── GIVEN RECORDS ──
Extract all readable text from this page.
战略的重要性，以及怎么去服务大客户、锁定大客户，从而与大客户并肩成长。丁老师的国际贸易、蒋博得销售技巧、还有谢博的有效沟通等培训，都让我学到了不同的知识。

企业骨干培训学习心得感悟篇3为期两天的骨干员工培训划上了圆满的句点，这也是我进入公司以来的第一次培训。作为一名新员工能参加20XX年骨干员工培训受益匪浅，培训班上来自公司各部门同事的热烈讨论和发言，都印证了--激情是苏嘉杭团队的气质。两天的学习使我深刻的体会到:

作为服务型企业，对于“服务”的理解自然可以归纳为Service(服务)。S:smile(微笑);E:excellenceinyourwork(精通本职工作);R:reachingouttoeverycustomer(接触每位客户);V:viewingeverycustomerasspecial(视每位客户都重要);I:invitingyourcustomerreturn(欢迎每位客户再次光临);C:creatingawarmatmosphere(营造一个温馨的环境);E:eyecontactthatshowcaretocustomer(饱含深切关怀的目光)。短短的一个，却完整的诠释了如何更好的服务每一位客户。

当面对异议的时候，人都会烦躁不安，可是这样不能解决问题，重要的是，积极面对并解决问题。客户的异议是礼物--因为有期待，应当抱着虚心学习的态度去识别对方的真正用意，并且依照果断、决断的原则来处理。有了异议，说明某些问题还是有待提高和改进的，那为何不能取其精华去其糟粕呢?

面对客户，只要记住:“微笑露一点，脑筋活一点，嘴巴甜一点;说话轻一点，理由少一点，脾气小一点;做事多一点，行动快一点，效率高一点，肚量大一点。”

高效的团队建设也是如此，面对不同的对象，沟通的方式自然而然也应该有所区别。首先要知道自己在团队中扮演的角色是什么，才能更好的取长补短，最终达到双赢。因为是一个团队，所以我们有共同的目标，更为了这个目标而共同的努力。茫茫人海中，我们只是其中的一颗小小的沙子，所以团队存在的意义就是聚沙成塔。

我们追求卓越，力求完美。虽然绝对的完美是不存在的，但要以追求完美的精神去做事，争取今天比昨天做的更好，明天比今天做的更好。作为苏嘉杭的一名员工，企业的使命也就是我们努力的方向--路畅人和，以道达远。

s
───
Take the entries and copy them out exactly.

Extract all readable text from this page.
战略的重要性，以及怎么去服务大客户、锁定大客户，从而与大客户并肩成长。丁老师的国际贸易、蒋博得销售技巧、还有谢博的有效沟通等培训，都让我学到了不同的知识。

企业骨干培训学习心得感悟篇3为期两天的骨干员工培训划上了圆满的句点，这也是我进入公司以来的第一次培训。作为一名新员工能参加20XX年骨干员工培训受益匪浅，培训班上来自公司各部门同事的热烈讨论和发言，都印证了--激情是苏嘉杭团队的气质。两天的学习使我深刻的体会到:

作为服务型企业，对于“服务”的理解自然可以归纳为Service(服务)。S:smile(微笑);E:excellenceinyourwork(精通本职工作);R:reachingouttoeverycustomer(接触每位客户);V:viewingeverycustomerasspecial(视每位客户都重要);I:invitingyourcustomerreturn(欢迎每位客户再次光临);C:creatingawarmatmosphere(营造一个温馨的环境);E:eyecontactthatshowcaretocustomer(饱含深切关怀的目光)。短短的一个，却完整的诠释了如何更好的服务每一位客户。

当面对异议的时候，人都会烦躁不安，可是这样不能解决问题，重要的是，积极面对并解决问题。客户的异议是礼物--因为有期待，应当抱着虚心学习的态度去识别对方的真正用意，并且依照果断、决断的原则来处理。有了异议，说明某些问题还是有待提高和改进的，那为何不能取其精华去其糟粕呢?

面对客户，只要记住:“微笑露一点，脑筋活一点，嘴巴甜一点;说话轻一点，理由少一点，脾气小一点;做事多一点，行动快一点，效率高一点，肚量大一点。”

高效的团队建设也是如此，面对不同的对象，沟通的方式自然而然也应该有所区别。首先要知道自己在团队中扮演的角色是什么，才能更好的取长补短，最终达到双赢。因为是一个团队，所以我们有共同的目标，更为了这个目标而共同的努力。茫茫人海中，我们只是其中的一颗小小的沙子，所以团队存在的意义就是聚沙成塔。

我们追求卓越，力求完美。虽然绝对的完美是不存在的，但要以追求完美的精神去做事，争取今天比昨天做的更好，明天比今天做的更好。作为苏嘉杭的一名员工，企业的使命也就是我们努力的方向--路畅人和，以道达远。

s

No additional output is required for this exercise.